(Extracted records)
* Begin *

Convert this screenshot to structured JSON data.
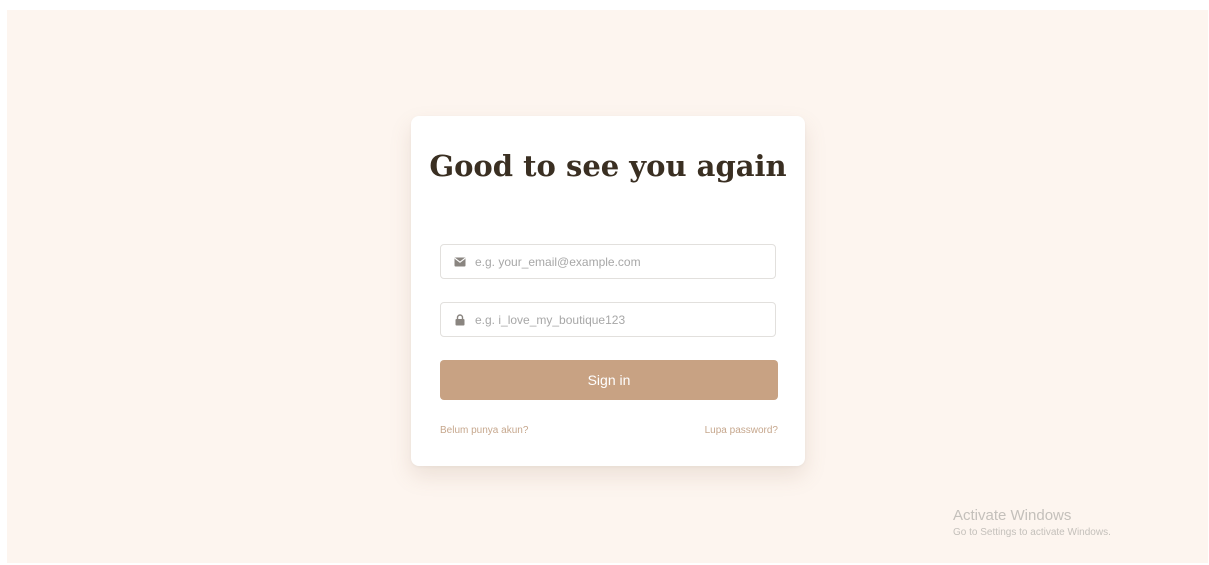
{
  "login": {
    "title": "Good to see you again",
    "email": {
      "placeholder": "e.g. your_email@example.com",
      "value": "",
      "icon": "envelope-icon"
    },
    "password": {
      "placeholder": "e.g. i_love_my_boutique123",
      "value": "",
      "icon": "lock-icon"
    },
    "submit_label": "Sign in",
    "register_link": "Belum punya akun?",
    "forgot_link": "Lupa password?"
  },
  "watermark": {
    "title": "Activate Windows",
    "subtitle": "Go to Settings to activate Windows."
  },
  "colors": {
    "background": "#fdf5ef",
    "card": "#ffffff",
    "accent": "#c8a283",
    "link": "#c6a78d",
    "title": "#3a2f22"
  }
}
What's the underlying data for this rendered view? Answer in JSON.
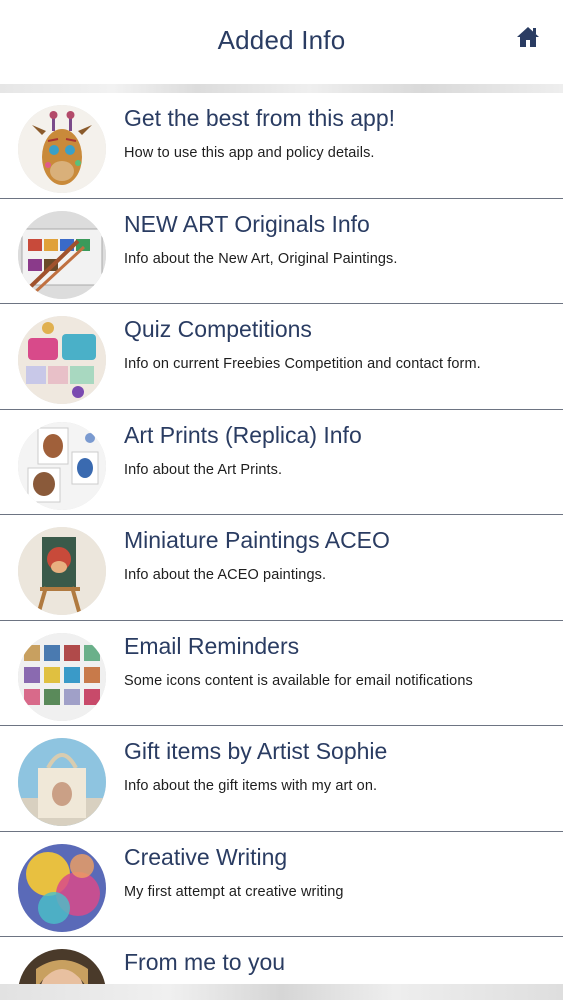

* End *

**Problem to work on:** Reproduce the data verbatim. Do not carry any picture into the copy.

**Answer for this exercise:**
Convert this screenshot to structured JSON data.
{
  "login": {
    "title": "Good to see you again",
    "email": {
      "placeholder": "e.g. your_email@example.com",
      "value": "",
      "icon": "envelope-icon"
    },
    "password": {
      "placeholder": "e.g. i_love_my_boutique123",
      "value": "",
      "icon": "lock-icon"
    },
    "submit_label": "Sign in",
    "register_link": "Belum punya akun?",
    "forgot_link": "Lupa password?"
  },
  "watermark": {
    "title": "Activate Windows",
    "subtitle": "Go to Settings to activate Windows."
  },
  "colors": {
    "background": "#fdf5ef",
    "card": "#ffffff",
    "accent": "#c8a283",
    "link": "#c6a78d",
    "title": "#3a2f22"
  }
}
What's the underlying data for this rendered view? Answer in JSON.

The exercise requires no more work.